*Supplied entries:*

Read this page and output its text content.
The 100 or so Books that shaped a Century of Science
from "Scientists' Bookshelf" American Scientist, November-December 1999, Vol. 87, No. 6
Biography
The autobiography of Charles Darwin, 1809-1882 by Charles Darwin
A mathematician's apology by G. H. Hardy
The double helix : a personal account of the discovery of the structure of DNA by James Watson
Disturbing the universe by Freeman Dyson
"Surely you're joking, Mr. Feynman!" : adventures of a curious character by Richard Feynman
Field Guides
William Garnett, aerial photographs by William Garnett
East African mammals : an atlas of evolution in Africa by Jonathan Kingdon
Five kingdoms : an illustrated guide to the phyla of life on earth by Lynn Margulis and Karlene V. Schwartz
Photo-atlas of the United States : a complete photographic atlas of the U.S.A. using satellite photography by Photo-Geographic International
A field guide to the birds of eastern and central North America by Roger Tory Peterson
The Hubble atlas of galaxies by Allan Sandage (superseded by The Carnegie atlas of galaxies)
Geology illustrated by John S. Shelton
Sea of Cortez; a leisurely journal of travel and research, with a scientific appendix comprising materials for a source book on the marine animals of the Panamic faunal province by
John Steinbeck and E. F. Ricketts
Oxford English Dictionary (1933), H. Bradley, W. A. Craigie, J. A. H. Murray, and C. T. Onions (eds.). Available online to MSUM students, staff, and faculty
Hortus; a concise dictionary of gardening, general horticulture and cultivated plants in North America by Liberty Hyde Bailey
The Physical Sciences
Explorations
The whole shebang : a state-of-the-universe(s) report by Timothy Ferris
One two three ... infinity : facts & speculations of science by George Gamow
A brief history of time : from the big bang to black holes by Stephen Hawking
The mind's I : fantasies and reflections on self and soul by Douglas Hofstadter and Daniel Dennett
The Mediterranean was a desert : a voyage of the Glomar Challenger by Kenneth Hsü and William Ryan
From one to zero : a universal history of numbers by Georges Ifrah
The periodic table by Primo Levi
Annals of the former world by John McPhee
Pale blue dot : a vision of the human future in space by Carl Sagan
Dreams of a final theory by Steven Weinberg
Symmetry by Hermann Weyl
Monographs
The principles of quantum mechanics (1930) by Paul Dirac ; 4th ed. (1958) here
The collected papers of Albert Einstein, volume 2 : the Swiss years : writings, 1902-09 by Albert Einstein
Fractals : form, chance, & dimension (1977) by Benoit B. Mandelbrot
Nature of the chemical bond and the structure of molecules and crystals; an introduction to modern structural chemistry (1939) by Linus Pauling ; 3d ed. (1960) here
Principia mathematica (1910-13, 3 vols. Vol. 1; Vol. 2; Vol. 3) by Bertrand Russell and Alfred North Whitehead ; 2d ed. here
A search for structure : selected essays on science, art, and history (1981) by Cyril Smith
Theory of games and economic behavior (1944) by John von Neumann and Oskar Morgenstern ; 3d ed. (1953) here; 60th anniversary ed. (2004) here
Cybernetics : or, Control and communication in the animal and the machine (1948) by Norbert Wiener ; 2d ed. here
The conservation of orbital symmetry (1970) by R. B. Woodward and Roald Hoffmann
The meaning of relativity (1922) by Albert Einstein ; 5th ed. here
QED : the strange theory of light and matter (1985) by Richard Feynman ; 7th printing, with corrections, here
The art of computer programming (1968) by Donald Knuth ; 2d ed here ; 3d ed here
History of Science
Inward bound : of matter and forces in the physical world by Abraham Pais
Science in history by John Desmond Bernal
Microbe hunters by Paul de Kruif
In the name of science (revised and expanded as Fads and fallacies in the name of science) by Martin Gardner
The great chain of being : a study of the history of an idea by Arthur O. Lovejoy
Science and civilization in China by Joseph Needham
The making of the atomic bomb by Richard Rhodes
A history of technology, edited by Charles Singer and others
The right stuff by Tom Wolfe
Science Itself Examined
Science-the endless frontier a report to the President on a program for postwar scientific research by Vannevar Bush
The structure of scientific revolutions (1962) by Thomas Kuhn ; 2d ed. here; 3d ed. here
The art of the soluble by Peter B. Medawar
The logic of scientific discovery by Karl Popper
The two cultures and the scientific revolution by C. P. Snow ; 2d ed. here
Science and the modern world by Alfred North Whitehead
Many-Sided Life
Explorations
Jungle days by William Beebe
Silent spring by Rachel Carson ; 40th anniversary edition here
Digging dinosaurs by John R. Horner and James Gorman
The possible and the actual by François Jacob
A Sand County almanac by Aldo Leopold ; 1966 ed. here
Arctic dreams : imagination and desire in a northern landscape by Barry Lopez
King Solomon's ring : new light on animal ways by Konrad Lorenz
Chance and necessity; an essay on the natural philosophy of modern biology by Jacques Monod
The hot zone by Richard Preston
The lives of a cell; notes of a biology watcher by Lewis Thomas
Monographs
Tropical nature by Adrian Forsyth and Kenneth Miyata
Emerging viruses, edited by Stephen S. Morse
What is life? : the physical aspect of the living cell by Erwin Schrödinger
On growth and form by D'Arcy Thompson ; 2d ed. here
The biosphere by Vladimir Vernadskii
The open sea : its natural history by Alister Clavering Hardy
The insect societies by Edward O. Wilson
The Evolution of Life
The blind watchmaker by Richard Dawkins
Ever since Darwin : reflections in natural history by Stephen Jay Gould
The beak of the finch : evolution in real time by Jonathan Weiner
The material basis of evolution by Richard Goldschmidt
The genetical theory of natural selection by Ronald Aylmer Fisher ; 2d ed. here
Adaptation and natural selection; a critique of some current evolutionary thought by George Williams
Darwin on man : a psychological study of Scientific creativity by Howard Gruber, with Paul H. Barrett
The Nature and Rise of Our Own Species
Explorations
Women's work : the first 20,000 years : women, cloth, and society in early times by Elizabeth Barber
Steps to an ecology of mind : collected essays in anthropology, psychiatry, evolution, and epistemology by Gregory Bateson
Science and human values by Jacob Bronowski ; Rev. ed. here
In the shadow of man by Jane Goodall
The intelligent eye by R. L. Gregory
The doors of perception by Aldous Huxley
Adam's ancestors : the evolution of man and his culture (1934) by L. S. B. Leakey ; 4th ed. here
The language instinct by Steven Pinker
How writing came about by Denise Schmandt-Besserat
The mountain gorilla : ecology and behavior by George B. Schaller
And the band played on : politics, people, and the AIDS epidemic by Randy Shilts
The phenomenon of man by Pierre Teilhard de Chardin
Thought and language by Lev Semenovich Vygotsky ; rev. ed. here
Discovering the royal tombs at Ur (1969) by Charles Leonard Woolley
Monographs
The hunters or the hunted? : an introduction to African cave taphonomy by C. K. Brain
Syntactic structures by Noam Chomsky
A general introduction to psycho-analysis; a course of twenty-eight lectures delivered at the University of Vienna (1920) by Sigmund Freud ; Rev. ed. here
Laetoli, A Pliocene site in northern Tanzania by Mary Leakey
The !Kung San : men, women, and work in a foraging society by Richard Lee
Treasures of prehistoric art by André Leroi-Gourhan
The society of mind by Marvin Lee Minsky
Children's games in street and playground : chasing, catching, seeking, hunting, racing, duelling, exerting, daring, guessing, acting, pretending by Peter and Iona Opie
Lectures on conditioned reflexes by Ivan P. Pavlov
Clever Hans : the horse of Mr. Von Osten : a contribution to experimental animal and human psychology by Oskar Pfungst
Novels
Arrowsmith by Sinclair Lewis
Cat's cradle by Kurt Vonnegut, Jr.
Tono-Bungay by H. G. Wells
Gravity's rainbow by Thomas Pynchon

*Exercise aim:* Please give back all of the data exactly as it appears.

*Answer area:*
Read this page and output its text content.
The 100 or so Books that shaped a Century of Science
from "Scientists' Bookshelf" American Scientist, November-December 1999, Vol. 87, No. 6
Biography
The autobiography of Charles Darwin, 1809-1882 by Charles Darwin
A mathematician's apology by G. H. Hardy
The double helix : a personal account of the discovery of the structure of DNA by James Watson
Disturbing the universe by Freeman Dyson
"Surely you're joking, Mr. Feynman!" : adventures of a curious character by Richard Feynman
Field Guides
William Garnett, aerial photographs by William Garnett
East African mammals : an atlas of evolution in Africa by Jonathan Kingdon
Five kingdoms : an illustrated guide to the phyla of life on earth by Lynn Margulis and Karlene V. Schwartz
Photo-atlas of the United States : a complete photographic atlas of the U.S.A. using satellite photography by Photo-Geographic International
A field guide to the birds of eastern and central North America by Roger Tory Peterson
The Hubble atlas of galaxies by Allan Sandage (superseded by The Carnegie atlas of galaxies)
Geology illustrated by John S. Shelton
Sea of Cortez; a leisurely journal of travel and research, with a scientific appendix comprising materials for a source book on the marine animals of the Panamic faunal province by
John Steinbeck and E. F. Ricketts
Oxford English Dictionary (1933), H. Bradley, W. A. Craigie, J. A. H. Murray, and C. T. Onions (eds.). Available online to MSUM students, staff, and faculty
Hortus; a concise dictionary of gardening, general horticulture and cultivated plants in North America by Liberty Hyde Bailey
The Physical Sciences
Explorations
The whole shebang : a state-of-the-universe(s) report by Timothy Ferris
One two three ... infinity : facts & speculations of science by George Gamow
A brief history of time : from the big bang to black holes by Stephen Hawking
The mind's I : fantasies and reflections on self and soul by Douglas Hofstadter and Daniel Dennett
The Mediterranean was a desert : a voyage of the Glomar Challenger by Kenneth Hsü and William Ryan
From one to zero : a universal history of numbers by Georges Ifrah
The periodic table by Primo Levi
Annals of the former world by John McPhee
Pale blue dot : a vision of the human future in space by Carl Sagan
Dreams of a final theory by Steven Weinberg
Symmetry by Hermann Weyl
Monographs
The principles of quantum mechanics (1930) by Paul Dirac ; 4th ed. (1958) here
The collected papers of Albert Einstein, volume 2 : the Swiss years : writings, 1902-09 by Albert Einstein
Fractals : form, chance, & dimension (1977) by Benoit B. Mandelbrot
Nature of the chemical bond and the structure of molecules and crystals; an introduction to modern structural chemistry (1939) by Linus Pauling ; 3d ed. (1960) here
Principia mathematica (1910-13, 3 vols. Vol. 1; Vol. 2; Vol. 3) by Bertrand Russell and Alfred North Whitehead ; 2d ed. here
A search for structure : selected essays on science, art, and history (1981) by Cyril Smith
Theory of games and economic behavior (1944) by John von Neumann and Oskar Morgenstern ; 3d ed. (1953) here; 60th anniversary ed. (2004) here
Cybernetics : or, Control and communication in the animal and the machine (1948) by Norbert Wiener ; 2d ed. here
The conservation of orbital symmetry (1970) by R. B. Woodward and Roald Hoffmann
The meaning of relativity (1922) by Albert Einstein ; 5th ed. here
QED : the strange theory of light and matter (1985) by Richard Feynman ; 7th printing, with corrections, here
The art of computer programming (1968) by Donald Knuth ; 2d ed here ; 3d ed here
History of Science
Inward bound : of matter and forces in the physical world by Abraham Pais
Science in history by John Desmond Bernal
Microbe hunters by Paul de Kruif
In the name of science (revised and expanded as Fads and fallacies in the name of science) by Martin Gardner
The great chain of being : a study of the history of an idea by Arthur O. Lovejoy
Science and civilization in China by Joseph Needham
The making of the atomic bomb by Richard Rhodes
A history of technology, edited by Charles Singer and others
The right stuff by Tom Wolfe
Science Itself Examined
Science-the endless frontier a report to the President on a program for postwar scientific research by Vannevar Bush
The structure of scientific revolutions (1962) by Thomas Kuhn ; 2d ed. here; 3d ed. here
The art of the soluble by Peter B. Medawar
The logic of scientific discovery by Karl Popper
The two cultures and the scientific revolution by C. P. Snow ; 2d ed. here
Science and the modern world by Alfred North Whitehead
Many-Sided Life
Explorations
Jungle days by William Beebe
Silent spring by Rachel Carson ; 40th anniversary edition here
Digging dinosaurs by John R. Horner and James Gorman
The possible and the actual by François Jacob
A Sand County almanac by Aldo Leopold ; 1966 ed. here
Arctic dreams : imagination and desire in a northern landscape by Barry Lopez
King Solomon's ring : new light on animal ways by Konrad Lorenz
Chance and necessity; an essay on the natural philosophy of modern biology by Jacques Monod
The hot zone by Richard Preston
The lives of a cell; notes of a biology watcher by Lewis Thomas
Monographs
Tropical nature by Adrian Forsyth and Kenneth Miyata
Emerging viruses, edited by Stephen S. Morse
What is life? : the physical aspect of the living cell by Erwin Schrödinger
On growth and form by D'Arcy Thompson ; 2d ed. here
The biosphere by Vladimir Vernadskii
The open sea : its natural history by Alister Clavering Hardy
The insect societies by Edward O. Wilson
The Evolution of Life
The blind watchmaker by Richard Dawkins
Ever since Darwin : reflections in natural history by Stephen Jay Gould
The beak of the finch : evolution in real time by Jonathan Weiner
The material basis of evolution by Richard Goldschmidt
The genetical theory of natural selection by Ronald Aylmer Fisher ; 2d ed. here
Adaptation and natural selection; a critique of some current evolutionary thought by George Williams
Darwin on man : a psychological study of Scientific creativity by Howard Gruber, with Paul H. Barrett
The Nature and Rise of Our Own Species
Explorations
Women's work : the first 20,000 years : women, cloth, and society in early times by Elizabeth Barber
Steps to an ecology of mind : collected essays in anthropology, psychiatry, evolution, and epistemology by Gregory Bateson
Science and human values by Jacob Bronowski ; Rev. ed. here
In the shadow of man by Jane Goodall
The intelligent eye by R. L. Gregory
The doors of perception by Aldous Huxley
Adam's ancestors : the evolution of man and his culture (1934) by L. S. B. Leakey ; 4th ed. here
The language instinct by Steven Pinker
How writing came about by Denise Schmandt-Besserat
The mountain gorilla : ecology and behavior by George B. Schaller
And the band played on : politics, people, and the AIDS epidemic by Randy Shilts
The phenomenon of man by Pierre Teilhard de Chardin
Thought and language by Lev Semenovich Vygotsky ; rev. ed. here
Discovering the royal tombs at Ur (1969) by Charles Leonard Woolley
Monographs
The hunters or the hunted? : an introduction to African cave taphonomy by C. K. Brain
Syntactic structures by Noam Chomsky
A general introduction to psycho-analysis; a course of twenty-eight lectures delivered at the University of Vienna (1920) by Sigmund Freud ; Rev. ed. here
Laetoli, A Pliocene site in northern Tanzania by Mary Leakey
The !Kung San : men, women, and work in a foraging society by Richard Lee
Treasures of prehistoric art by André Leroi-Gourhan
The society of mind by Marvin Lee Minsky
Children's games in street and playground : chasing, catching, seeking, hunting, racing, duelling, exerting, daring, guessing, acting, pretending by Peter and Iona Opie
Lectures on conditioned reflexes by Ivan P. Pavlov
Clever Hans : the horse of Mr. Von Osten : a contribution to experimental animal and human psychology by Oskar Pfungst
Novels
Arrowsmith by Sinclair Lewis
Cat's cradle by Kurt Vonnegut, Jr.
Tono-Bungay by H. G. Wells
Gravity's rainbow by Thomas Pynchon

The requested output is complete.